Check each line of the listing below for the string "must", and copy the ones that have it.

##### Supplied records

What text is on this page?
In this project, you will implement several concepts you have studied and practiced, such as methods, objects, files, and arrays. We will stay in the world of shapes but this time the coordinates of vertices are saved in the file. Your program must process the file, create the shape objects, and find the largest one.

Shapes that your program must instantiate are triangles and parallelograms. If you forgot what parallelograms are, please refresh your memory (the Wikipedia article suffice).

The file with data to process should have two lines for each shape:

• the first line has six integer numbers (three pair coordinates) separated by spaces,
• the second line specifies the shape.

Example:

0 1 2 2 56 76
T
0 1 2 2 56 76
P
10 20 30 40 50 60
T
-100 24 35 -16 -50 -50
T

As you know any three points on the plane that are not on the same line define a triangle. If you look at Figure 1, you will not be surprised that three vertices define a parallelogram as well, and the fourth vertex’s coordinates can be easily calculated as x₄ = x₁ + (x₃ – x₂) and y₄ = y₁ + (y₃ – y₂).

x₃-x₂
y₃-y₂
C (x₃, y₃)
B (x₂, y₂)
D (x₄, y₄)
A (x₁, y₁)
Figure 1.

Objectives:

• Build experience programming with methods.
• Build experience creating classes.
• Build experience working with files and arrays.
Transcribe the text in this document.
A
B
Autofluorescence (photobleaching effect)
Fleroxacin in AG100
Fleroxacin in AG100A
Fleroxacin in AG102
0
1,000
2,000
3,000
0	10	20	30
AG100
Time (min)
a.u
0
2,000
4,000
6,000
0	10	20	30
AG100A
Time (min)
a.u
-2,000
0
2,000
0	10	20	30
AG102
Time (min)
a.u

##########

■ **Task response**
In this project, you will implement several concepts you have studied and practiced, such as methods, objects, files, and arrays. We will stay in the world of shapes but this time the coordinates of vertices are saved in the file. Your program must process the file, create the shape objects, and find the largest one.
Shapes that your program must instantiate are triangles and parallelograms. If you forgot what parallelograms are, please refresh your memory (the Wikipedia article suffice).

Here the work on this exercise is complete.